[Transcription dataset entries]
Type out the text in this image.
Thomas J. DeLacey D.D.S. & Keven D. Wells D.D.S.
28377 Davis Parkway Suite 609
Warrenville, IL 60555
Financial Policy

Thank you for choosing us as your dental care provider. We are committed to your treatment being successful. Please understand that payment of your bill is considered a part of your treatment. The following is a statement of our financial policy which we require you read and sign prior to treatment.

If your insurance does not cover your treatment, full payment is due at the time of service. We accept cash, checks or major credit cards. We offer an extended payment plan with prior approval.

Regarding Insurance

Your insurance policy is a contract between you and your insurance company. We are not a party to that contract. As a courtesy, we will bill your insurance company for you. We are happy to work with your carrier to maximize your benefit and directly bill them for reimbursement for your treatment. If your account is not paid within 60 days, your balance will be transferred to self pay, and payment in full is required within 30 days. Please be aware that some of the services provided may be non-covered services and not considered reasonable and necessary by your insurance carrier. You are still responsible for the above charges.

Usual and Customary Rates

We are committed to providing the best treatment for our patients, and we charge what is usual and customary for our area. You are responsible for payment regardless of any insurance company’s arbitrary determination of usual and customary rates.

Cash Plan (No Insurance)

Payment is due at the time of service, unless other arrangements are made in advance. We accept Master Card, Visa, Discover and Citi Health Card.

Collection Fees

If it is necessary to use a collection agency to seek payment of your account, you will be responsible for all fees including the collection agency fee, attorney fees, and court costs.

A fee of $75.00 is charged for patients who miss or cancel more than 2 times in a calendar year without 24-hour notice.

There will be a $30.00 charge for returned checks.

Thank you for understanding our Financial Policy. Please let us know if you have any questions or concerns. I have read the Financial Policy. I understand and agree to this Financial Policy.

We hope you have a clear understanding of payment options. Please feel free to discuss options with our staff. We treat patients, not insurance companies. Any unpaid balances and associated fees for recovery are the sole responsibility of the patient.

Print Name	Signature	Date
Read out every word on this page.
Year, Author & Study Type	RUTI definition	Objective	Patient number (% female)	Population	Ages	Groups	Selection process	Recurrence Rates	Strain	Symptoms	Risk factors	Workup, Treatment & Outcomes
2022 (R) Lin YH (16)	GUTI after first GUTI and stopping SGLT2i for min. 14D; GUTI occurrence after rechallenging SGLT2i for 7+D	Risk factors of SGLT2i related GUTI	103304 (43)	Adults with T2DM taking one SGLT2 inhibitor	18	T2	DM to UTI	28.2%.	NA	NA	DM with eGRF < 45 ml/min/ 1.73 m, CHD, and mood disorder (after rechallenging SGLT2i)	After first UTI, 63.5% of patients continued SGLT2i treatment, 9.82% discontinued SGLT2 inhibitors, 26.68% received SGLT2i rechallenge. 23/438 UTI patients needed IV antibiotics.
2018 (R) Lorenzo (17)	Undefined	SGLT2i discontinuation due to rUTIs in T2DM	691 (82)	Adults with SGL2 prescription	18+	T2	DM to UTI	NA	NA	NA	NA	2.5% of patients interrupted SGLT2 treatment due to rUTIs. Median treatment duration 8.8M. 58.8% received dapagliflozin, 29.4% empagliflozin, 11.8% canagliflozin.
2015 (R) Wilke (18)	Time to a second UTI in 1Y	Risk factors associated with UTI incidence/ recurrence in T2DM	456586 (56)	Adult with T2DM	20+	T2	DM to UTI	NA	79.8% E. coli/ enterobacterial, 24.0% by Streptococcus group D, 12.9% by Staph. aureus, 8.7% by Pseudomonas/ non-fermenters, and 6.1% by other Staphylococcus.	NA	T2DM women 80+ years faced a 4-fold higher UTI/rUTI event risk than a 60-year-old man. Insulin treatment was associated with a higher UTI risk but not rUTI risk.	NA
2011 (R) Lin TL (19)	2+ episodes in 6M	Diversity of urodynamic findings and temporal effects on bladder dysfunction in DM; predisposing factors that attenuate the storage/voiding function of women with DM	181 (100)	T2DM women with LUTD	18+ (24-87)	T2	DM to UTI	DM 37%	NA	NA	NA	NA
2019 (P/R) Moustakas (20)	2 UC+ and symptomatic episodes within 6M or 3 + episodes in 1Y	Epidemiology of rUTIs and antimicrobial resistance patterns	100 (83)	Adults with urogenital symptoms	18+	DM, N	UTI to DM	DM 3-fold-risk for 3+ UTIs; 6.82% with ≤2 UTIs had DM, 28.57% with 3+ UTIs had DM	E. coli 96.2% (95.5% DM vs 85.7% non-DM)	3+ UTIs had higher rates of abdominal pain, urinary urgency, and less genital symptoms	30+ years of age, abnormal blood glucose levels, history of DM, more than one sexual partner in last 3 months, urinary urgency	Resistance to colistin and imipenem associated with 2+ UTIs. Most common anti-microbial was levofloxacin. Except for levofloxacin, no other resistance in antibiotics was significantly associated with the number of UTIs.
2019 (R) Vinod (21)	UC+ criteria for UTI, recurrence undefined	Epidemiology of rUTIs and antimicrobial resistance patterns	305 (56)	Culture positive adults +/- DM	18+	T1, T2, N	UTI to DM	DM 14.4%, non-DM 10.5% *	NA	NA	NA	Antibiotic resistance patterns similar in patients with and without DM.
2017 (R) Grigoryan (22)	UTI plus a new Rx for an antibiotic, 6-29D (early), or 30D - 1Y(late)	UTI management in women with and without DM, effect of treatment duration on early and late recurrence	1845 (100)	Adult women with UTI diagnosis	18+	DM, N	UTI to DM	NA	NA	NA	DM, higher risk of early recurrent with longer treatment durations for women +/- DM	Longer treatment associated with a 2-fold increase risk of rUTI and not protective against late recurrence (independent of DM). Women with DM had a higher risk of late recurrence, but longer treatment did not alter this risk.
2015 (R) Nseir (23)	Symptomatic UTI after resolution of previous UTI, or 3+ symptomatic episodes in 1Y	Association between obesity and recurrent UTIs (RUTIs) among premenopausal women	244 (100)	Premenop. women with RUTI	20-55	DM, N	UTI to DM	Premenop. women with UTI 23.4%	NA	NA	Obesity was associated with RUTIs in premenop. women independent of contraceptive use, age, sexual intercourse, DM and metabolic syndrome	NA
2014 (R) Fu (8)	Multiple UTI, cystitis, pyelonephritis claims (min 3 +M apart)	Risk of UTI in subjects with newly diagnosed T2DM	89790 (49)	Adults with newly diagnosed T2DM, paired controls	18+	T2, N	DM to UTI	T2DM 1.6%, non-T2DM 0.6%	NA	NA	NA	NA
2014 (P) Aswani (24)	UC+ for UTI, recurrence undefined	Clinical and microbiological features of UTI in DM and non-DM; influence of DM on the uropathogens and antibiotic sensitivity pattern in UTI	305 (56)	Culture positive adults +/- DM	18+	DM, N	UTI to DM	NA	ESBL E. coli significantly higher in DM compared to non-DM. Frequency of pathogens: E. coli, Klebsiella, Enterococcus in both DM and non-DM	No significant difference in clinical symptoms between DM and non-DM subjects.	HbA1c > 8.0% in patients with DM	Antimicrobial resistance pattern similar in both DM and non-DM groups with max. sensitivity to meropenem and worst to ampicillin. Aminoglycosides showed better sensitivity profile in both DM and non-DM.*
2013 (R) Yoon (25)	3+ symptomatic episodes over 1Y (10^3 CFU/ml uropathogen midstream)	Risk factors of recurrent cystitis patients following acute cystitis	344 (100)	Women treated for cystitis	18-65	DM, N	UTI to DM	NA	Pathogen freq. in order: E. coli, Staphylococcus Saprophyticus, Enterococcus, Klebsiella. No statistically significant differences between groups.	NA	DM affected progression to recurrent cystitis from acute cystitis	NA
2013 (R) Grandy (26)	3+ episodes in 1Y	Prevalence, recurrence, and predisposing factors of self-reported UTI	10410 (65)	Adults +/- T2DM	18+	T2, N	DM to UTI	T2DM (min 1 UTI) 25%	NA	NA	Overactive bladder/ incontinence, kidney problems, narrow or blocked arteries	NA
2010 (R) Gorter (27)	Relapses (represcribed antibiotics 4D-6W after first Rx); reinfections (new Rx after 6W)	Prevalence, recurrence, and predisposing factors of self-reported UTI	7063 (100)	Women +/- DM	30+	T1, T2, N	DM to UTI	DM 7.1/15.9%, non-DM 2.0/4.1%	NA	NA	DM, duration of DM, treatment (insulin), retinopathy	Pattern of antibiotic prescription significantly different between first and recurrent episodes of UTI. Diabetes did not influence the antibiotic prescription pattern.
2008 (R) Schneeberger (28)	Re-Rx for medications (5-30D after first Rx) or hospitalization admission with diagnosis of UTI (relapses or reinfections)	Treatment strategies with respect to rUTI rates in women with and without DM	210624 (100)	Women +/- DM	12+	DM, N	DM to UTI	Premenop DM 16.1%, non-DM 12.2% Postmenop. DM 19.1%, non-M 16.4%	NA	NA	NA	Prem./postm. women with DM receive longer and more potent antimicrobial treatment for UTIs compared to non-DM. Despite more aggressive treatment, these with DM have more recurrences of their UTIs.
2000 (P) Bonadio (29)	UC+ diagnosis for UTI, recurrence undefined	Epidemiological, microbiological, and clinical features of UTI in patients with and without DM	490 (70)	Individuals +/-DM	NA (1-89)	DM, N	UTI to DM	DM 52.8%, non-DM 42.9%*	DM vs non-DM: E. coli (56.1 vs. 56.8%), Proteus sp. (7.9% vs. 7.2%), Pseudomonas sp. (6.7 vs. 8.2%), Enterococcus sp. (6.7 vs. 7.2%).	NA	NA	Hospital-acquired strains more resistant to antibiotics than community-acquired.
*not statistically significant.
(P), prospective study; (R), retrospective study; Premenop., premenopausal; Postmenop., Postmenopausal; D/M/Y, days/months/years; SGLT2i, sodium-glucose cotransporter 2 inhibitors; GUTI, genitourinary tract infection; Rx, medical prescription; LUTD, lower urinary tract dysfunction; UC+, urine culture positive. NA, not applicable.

[WORK TASK] How many lines of the entries above include the word "company"? Reply with the number alone.

[TASK ANSWER] 2